(Data items)
** begin **
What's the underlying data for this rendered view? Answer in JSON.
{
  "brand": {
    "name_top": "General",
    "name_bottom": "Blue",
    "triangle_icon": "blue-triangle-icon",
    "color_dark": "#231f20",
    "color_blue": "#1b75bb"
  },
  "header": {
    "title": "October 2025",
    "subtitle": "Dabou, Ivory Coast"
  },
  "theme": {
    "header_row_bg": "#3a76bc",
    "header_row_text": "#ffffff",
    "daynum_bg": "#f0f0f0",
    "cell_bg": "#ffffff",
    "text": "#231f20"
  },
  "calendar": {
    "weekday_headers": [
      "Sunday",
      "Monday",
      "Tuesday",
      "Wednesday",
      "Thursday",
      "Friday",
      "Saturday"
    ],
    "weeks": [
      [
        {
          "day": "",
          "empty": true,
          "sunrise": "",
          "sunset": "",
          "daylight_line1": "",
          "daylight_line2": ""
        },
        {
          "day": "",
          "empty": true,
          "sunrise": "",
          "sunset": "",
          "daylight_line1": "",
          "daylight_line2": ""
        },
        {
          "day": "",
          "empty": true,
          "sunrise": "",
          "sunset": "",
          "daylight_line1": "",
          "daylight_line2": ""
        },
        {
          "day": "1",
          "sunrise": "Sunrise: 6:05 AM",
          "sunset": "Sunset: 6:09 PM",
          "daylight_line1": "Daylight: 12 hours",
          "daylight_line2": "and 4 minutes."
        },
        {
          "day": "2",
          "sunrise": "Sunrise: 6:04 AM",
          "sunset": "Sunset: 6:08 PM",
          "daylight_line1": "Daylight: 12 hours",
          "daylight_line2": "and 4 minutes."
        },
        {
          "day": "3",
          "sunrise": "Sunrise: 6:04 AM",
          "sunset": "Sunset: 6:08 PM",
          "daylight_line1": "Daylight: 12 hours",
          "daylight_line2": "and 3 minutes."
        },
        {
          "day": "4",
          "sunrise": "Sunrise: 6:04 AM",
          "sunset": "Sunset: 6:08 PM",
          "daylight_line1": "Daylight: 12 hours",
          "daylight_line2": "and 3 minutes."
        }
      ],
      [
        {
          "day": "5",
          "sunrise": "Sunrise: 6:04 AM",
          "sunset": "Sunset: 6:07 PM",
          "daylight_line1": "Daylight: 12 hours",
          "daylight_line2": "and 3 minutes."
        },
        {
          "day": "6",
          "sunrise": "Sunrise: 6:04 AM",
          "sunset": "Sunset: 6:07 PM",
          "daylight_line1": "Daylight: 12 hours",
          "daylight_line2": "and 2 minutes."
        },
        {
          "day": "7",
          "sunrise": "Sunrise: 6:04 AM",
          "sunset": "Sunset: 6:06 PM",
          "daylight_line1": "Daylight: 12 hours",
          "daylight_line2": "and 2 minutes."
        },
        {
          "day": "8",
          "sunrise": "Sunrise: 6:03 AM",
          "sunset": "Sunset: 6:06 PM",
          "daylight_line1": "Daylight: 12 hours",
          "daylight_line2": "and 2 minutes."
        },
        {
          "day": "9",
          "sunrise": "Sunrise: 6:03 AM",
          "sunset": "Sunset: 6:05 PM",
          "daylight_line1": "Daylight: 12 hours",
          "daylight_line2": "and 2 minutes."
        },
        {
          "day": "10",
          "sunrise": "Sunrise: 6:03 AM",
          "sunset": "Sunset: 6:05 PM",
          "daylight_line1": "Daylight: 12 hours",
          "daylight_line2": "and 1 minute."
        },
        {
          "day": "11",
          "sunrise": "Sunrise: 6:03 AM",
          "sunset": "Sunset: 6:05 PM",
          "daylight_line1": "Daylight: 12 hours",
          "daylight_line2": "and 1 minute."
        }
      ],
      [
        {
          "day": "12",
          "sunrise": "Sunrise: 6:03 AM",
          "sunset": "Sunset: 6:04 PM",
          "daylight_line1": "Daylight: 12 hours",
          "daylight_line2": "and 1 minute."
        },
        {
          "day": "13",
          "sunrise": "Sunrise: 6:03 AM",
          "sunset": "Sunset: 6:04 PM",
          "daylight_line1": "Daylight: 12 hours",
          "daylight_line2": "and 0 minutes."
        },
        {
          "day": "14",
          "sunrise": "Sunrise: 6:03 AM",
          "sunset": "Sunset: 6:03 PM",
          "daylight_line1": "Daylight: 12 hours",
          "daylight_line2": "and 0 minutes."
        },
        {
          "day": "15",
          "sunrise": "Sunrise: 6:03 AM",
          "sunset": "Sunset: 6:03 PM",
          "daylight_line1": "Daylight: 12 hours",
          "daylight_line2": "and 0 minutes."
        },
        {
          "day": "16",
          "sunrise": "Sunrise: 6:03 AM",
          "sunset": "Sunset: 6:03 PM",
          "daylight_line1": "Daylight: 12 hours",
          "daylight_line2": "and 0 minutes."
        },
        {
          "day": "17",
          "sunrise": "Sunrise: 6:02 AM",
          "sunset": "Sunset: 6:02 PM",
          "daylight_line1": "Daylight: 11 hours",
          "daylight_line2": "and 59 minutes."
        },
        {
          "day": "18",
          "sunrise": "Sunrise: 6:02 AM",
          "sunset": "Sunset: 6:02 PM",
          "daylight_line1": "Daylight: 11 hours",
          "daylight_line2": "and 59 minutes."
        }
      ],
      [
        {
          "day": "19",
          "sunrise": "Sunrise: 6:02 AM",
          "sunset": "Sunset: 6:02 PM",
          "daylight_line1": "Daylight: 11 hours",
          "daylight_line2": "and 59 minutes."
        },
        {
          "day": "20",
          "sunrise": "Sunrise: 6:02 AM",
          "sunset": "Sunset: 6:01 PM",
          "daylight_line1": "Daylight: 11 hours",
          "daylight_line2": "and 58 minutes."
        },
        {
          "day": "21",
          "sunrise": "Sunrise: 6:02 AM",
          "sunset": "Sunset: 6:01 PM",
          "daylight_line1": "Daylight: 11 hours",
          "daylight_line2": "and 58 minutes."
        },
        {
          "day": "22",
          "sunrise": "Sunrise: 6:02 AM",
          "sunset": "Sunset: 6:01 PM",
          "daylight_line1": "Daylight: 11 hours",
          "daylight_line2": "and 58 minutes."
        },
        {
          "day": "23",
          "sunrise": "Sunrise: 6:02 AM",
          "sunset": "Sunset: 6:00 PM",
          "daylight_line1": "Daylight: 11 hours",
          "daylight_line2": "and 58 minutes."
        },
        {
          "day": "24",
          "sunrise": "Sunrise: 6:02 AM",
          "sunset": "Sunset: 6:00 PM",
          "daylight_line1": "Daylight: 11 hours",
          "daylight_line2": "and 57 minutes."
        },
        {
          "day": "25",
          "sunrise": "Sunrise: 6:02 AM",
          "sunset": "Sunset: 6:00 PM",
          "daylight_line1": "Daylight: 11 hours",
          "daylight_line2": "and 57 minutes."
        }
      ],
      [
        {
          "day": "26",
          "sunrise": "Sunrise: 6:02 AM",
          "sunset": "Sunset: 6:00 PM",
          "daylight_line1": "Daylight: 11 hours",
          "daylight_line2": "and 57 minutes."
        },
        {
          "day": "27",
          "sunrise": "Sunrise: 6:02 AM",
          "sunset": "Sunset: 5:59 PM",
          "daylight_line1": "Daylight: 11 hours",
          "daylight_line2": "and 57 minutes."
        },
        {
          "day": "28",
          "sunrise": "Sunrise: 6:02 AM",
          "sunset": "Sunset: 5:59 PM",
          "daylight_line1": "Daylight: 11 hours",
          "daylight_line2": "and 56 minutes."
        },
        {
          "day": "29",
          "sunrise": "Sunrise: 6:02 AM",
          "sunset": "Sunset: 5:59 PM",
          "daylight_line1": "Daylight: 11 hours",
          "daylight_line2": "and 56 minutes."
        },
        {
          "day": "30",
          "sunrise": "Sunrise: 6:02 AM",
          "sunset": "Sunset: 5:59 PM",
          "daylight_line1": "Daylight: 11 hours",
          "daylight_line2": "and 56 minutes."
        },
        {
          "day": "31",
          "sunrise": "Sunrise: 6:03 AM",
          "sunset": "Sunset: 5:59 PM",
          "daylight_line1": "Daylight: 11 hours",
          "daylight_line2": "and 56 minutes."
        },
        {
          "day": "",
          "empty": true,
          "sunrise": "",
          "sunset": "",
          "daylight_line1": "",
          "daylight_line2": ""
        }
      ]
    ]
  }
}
** end **
• STATED GOAL: Each line holding "ffffff" must be found and copied.

• EXERCISE OUTPUT:
    "header_row_text": "#ffffff",
    "cell_bg": "#ffffff",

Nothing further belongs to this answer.